>>>

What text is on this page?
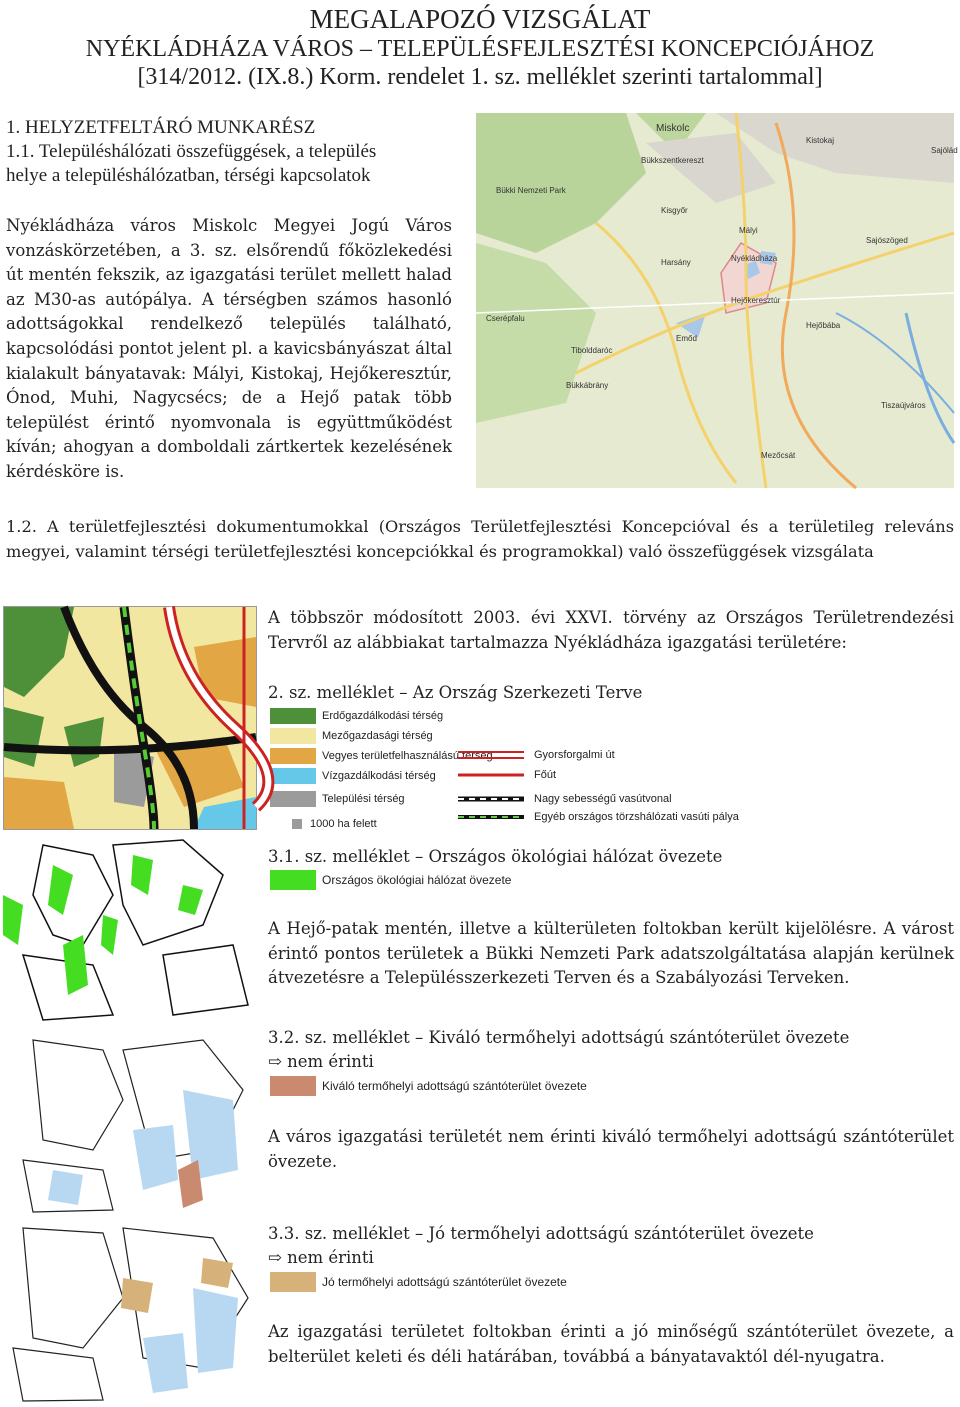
MEGALAPOZÓ VIZSGÁLAT
NYÉKLÁDHÁZA VÁROS – TELEPÜLÉSFEJLESZTÉSI KONCEPCIÓJÁHOZ
[314/2012. (IX.8.) Korm. rendelet 1. sz. melléklet szerinti tartalommal]
1. HELYZETFELTÁRÓ MUNKARÉSZ
1.1. Településhálózati összefüggések, a település
helye a településhálózatban, térségi kapcsolatok
Nyékládháza város Miskolc Megyei Jogú Város vonzáskörzetében, a 3. sz. elsőrendű főközlekedési út mentén fekszik, az igazgatási terület mellett halad az M30-as autópálya. A térségben számos hasonló adottságokkal rendelkező település található, kapcsolódási pontot jelent pl. a kavicsbányászat által kialakult bányatavak: Mályi, Kistokaj, Hejőkeresztúr, Ónod, Muhi, Nagycsécs; de a Hejő patak több települést érintő nyomvonala is együttműködést kíván; ahogyan a domboldali zártkertek kezelésének kérdésköre is.
Miskolc
Bükkszentkereszt
Bükki Nemzeti Park
Kistokaj
Mályi
Sajólád
Kisgyőr
Nyékládháza
Hejőkeresztúr
Harsány
Sajószöged
Cserépfalu
Tibolddaróc
Emőd
Bükkábrány
Tiszaújváros
Mezőcsát
Hejőbába
1.2. A területfejlesztési dokumentumokkal (Országos Területfejlesztési Koncepcióval és a területileg releváns megyei, valamint térségi területfejlesztési koncepciókkal és programokkal) való összefüggések vizsgálata
A többször módosított 2003. évi XXVI. törvény az Országos Területrendezési Tervről az alábbiakat tartalmazza Nyékládháza igazgatási területére:
2. sz. melléklet – Az Ország Szerkezeti Terve
Erdőgazdálkodási térség
Mezőgazdasági térség
Vegyes területfelhasználású térség
Vízgazdálkodási térség
Települési térség
1000 ha felett
Gyorsforgalmi út
Főút
Nagy sebességű vasútvonal
Egyéb országos törzshálózati vasúti pálya
3.1. sz. melléklet – Országos ökológiai hálózat övezete
Országos ökológiai hálózat övezete
A Hejő-patak mentén, illetve a külterületen foltokban került kijelölésre. A várost érintő pontos területek a Bükki Nemzeti Park adatszolgáltatása alapján kerülnek átvezetésre a Településszerkezeti Terven és a Szabályozási Terveken.
3.2. sz. melléklet – Kiváló termőhelyi adottságú szántóterület övezete
⇨ nem érinti
Kiváló termőhelyi adottságú szántóterület övezete
A város igazgatási területét nem érinti kiváló termőhelyi adottságú szántóterület övezete.
3.3. sz. melléklet – Jó termőhelyi adottságú szántóterület övezete
⇨ nem érinti
Jó termőhelyi adottságú szántóterület övezete
Az igazgatási területet foltokban érinti a jó minőségű szántóterület övezete, a belterület keleti és déli határában, továbbá a bányatavaktól dél-nyugatra.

<<<

Each record above is to be restated exactly, with its pictures removed from the copy.

What text is on this page?
MEGALAPOZÓ VIZSGÁLAT
NYÉKLÁDHÁZA VÁROS – TELEPÜLÉSFEJLESZTÉSI KONCEPCIÓJÁHOZ
[314/2012. (IX.8.) Korm. rendelet 1. sz. melléklet szerinti tartalommal]
1. HELYZETFELTÁRÓ MUNKARÉSZ
1.1. Településhálózati összefüggések, a település
helye a településhálózatban, térségi kapcsolatok
Nyékládháza város Miskolc Megyei Jogú Város vonzáskörzetében, a 3. sz. elsőrendű főközlekedési út mentén fekszik, az igazgatási terület mellett halad az M30-as autópálya. A térségben számos hasonló adottságokkal rendelkező település található, kapcsolódási pontot jelent pl. a kavicsbányászat által kialakult bányatavak: Mályi, Kistokaj, Hejőkeresztúr, Ónod, Muhi, Nagycsécs; de a Hejő patak több települést érintő nyomvonala is együttműködést kíván; ahogyan a domboldali zártkertek kezelésének kérdésköre is.
Miskolc
Bükkszentkereszt
Bükki Nemzeti Park
Kistokaj
Mályi
Sajólád
Kisgyőr
Nyékládháza
Hejőkeresztúr
Harsány
Sajószöged
Cserépfalu
Tibolddaróc
Emőd
Bükkábrány
Tiszaújváros
Mezőcsát
Hejőbába
1.2. A területfejlesztési dokumentumokkal (Országos Területfejlesztési Koncepcióval és a területileg releváns megyei, valamint térségi területfejlesztési koncepciókkal és programokkal) való összefüggések vizsgálata
A többször módosított 2003. évi XXVI. törvény az Országos Területrendezési Tervről az alábbiakat tartalmazza Nyékládháza igazgatási területére:
2. sz. melléklet – Az Ország Szerkezeti Terve
Erdőgazdálkodási térség
Mezőgazdasági térség
Vegyes területfelhasználású térség
Vízgazdálkodási térség
Települési térség
1000 ha felett
Gyorsforgalmi út
Főút
Nagy sebességű vasútvonal
Egyéb országos törzshálózati vasúti pálya
3.1. sz. melléklet – Országos ökológiai hálózat övezete
Országos ökológiai hálózat övezete
A Hejő-patak mentén, illetve a külterületen foltokban került kijelölésre. A várost érintő pontos területek a Bükki Nemzeti Park adatszolgáltatása alapján kerülnek átvezetésre a Településszerkezeti Terven és a Szabályozási Terveken.
3.2. sz. melléklet – Kiváló termőhelyi adottságú szántóterület övezete
⇨ nem érinti
Kiváló termőhelyi adottságú szántóterület övezete
A város igazgatási területét nem érinti kiváló termőhelyi adottságú szántóterület övezete.
3.3. sz. melléklet – Jó termőhelyi adottságú szántóterület övezete
⇨ nem érinti
Jó termőhelyi adottságú szántóterület övezete
Az igazgatási területet foltokban érinti a jó minőségű szántóterület övezete, a belterület keleti és déli határában, továbbá a bányatavaktól dél-nyugatra.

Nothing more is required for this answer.